Records follow. Copy every line with "JSON".

(Data listing)
★ ★ ★ ★

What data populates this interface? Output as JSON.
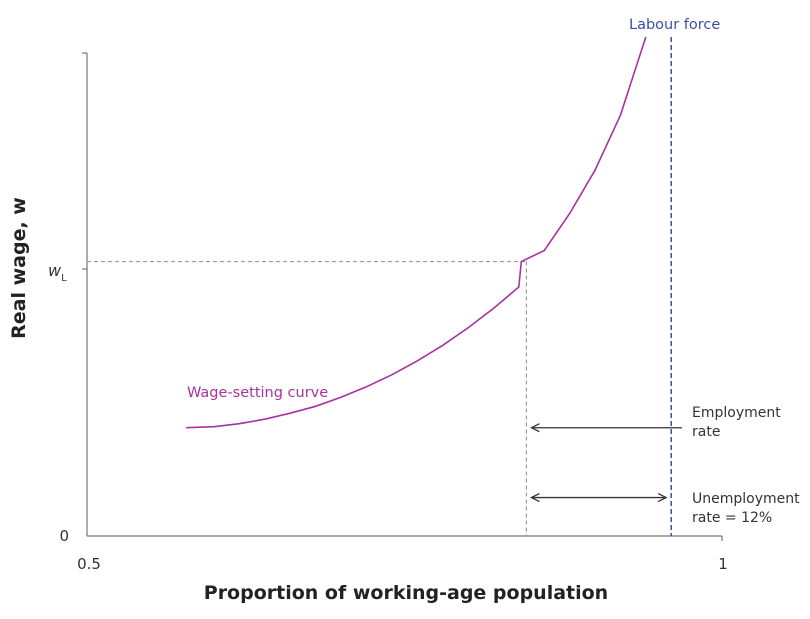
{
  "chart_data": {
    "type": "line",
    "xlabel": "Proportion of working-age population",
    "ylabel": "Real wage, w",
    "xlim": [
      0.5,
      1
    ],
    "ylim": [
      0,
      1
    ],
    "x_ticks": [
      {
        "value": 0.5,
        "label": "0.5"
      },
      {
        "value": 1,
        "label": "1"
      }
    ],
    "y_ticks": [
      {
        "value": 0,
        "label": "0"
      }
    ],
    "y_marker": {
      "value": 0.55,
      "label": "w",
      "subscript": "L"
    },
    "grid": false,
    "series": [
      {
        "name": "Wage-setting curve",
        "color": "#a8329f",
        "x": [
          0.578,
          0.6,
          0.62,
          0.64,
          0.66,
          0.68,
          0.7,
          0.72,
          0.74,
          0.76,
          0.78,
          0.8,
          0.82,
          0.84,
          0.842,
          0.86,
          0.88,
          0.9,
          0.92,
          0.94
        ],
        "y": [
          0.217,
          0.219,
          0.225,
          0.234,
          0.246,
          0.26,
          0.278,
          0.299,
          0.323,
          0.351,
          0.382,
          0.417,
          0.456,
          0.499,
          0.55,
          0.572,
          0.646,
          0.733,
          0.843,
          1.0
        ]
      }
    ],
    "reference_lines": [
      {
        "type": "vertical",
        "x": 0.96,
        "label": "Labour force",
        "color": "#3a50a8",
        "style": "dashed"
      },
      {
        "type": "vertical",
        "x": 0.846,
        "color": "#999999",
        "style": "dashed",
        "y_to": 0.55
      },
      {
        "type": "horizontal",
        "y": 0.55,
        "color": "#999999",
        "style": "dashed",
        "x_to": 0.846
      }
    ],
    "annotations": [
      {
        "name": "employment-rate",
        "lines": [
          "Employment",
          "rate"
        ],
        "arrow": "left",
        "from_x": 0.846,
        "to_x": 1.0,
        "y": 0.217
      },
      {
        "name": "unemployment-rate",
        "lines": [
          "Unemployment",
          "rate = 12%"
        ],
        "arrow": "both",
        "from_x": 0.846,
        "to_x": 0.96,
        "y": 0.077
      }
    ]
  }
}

★ ★ ★ ★

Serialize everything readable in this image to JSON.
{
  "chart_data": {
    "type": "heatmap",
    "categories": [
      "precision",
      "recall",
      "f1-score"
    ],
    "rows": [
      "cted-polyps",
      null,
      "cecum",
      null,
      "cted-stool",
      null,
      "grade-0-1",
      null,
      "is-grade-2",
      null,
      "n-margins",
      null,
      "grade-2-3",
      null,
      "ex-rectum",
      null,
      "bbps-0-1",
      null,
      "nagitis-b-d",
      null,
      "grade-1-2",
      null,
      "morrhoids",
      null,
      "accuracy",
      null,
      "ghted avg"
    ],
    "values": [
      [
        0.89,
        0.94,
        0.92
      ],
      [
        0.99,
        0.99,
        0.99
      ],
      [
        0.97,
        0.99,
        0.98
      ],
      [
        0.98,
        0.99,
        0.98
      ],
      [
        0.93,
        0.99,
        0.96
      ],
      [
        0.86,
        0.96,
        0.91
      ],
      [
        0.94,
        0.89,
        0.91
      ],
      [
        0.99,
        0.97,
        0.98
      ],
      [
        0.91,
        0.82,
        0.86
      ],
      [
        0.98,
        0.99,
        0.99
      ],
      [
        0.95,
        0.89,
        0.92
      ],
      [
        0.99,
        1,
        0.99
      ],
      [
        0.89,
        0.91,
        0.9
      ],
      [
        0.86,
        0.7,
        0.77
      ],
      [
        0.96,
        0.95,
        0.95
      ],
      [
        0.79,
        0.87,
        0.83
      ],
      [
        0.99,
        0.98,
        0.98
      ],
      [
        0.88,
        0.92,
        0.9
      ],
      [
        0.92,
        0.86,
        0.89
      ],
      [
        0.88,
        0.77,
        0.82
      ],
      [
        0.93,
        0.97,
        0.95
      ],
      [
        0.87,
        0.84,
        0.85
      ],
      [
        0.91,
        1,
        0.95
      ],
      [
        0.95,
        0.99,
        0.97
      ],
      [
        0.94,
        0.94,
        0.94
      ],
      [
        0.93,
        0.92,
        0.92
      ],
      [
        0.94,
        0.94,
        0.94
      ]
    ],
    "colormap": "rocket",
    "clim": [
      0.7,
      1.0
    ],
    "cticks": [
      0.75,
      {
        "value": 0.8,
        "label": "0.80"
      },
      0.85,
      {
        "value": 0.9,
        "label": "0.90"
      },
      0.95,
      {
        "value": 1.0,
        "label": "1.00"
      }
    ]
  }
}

★ ★ ★ ★

> **Output for this exercise**:
What data populates this interface? Output as JSON.
Serialize everything readable in this image to JSON.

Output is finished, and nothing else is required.